* **Requirements**
Select and reproduce each line of the listing below that bears the string "What".
-- begin --
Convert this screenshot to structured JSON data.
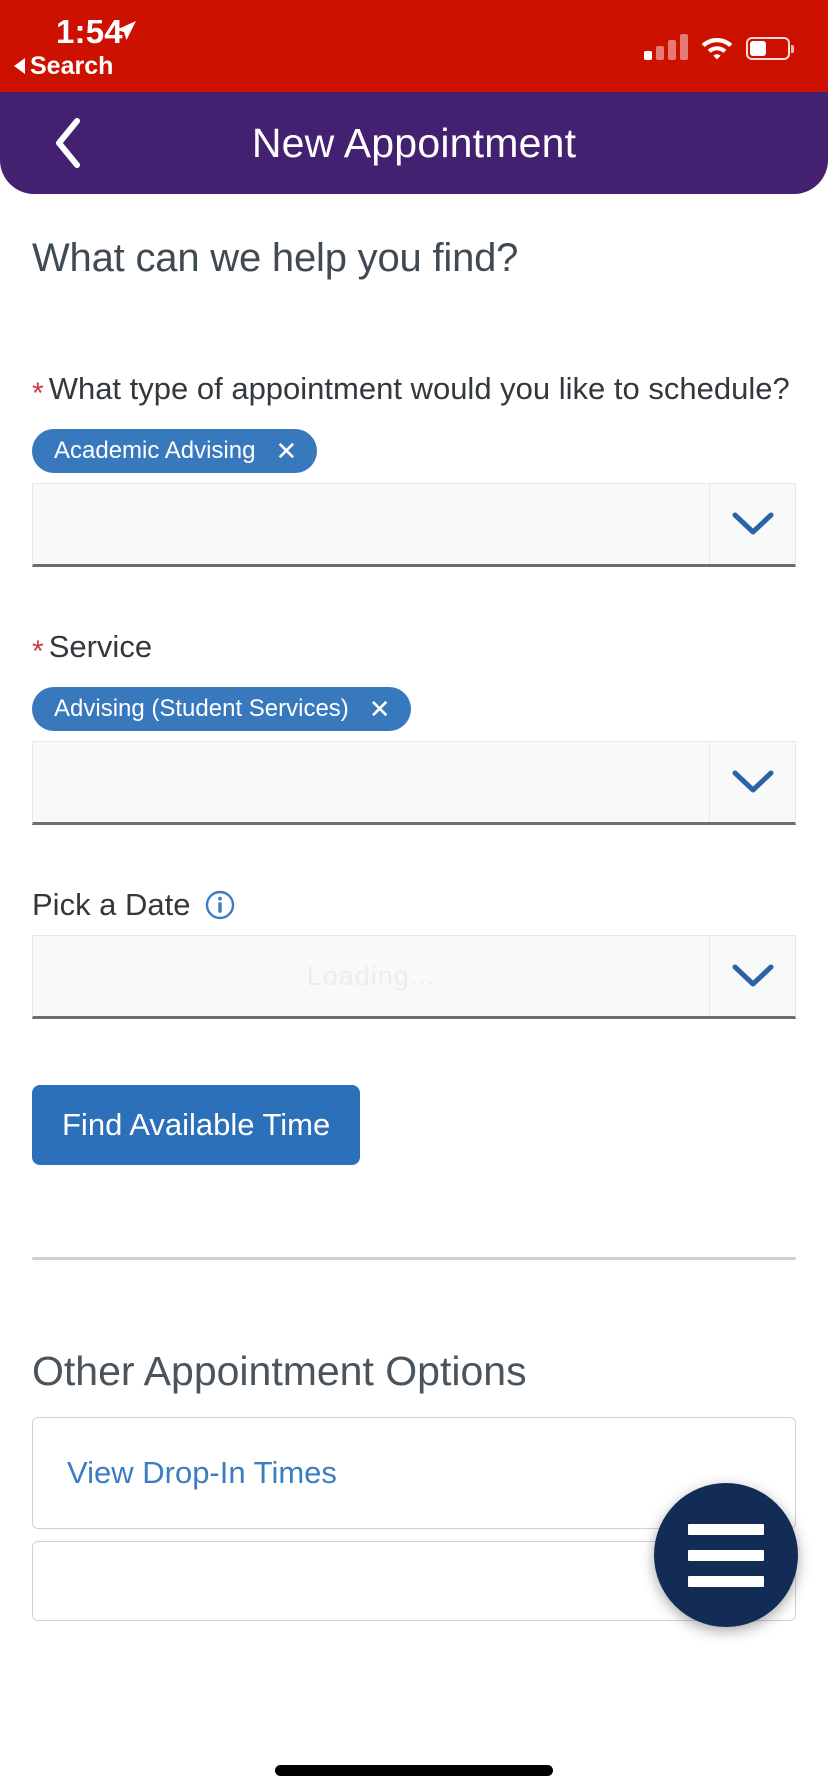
{
  "status_bar": {
    "time": "1:54",
    "back_label": "Search",
    "location_icon": "location-arrow-icon",
    "signal_icon": "cellular-signal-icon",
    "wifi_icon": "wifi-icon",
    "battery_icon": "battery-icon",
    "background_color": "#cc1100"
  },
  "navbar": {
    "title": "New Appointment",
    "back_icon": "chevron-left-icon",
    "background_color": "#432170"
  },
  "page": {
    "heading": "What can we help you find?"
  },
  "fields": {
    "appointment_type": {
      "label": "What type of appointment would you like to schedule?",
      "required_marker": "*",
      "chips": [
        {
          "label": "Academic Advising",
          "remove_icon": "close-icon"
        }
      ],
      "select_value": "",
      "arrow_icon": "chevron-down-icon"
    },
    "service": {
      "label": "Service",
      "required_marker": "*",
      "chips": [
        {
          "label": "Advising (Student Services)",
          "remove_icon": "close-icon"
        }
      ],
      "select_value": "",
      "arrow_icon": "chevron-down-icon"
    },
    "pick_a_date": {
      "label": "Pick a Date",
      "info_icon": "info-circle-icon",
      "select_value": "Loading...",
      "arrow_icon": "chevron-down-icon"
    }
  },
  "actions": {
    "find_available_time": "Find Available Time"
  },
  "other_options": {
    "heading": "Other Appointment Options",
    "cards": [
      {
        "label": "View Drop-In Times"
      },
      {
        "label": ""
      }
    ]
  },
  "fab": {
    "icon": "hamburger-menu-icon",
    "color": "#122c55"
  },
  "colors": {
    "status_red": "#cc1100",
    "nav_purple": "#432170",
    "chip_blue": "#3878bd",
    "button_blue": "#2b70b8",
    "link_blue": "#3b7cc4",
    "required_red": "#cf3b44",
    "fab_navy": "#122c55"
  }
}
-- end --
* **Task answer**
    "heading": "What can we help you find?"
      "label": "What type of appointment would you like to schedule?",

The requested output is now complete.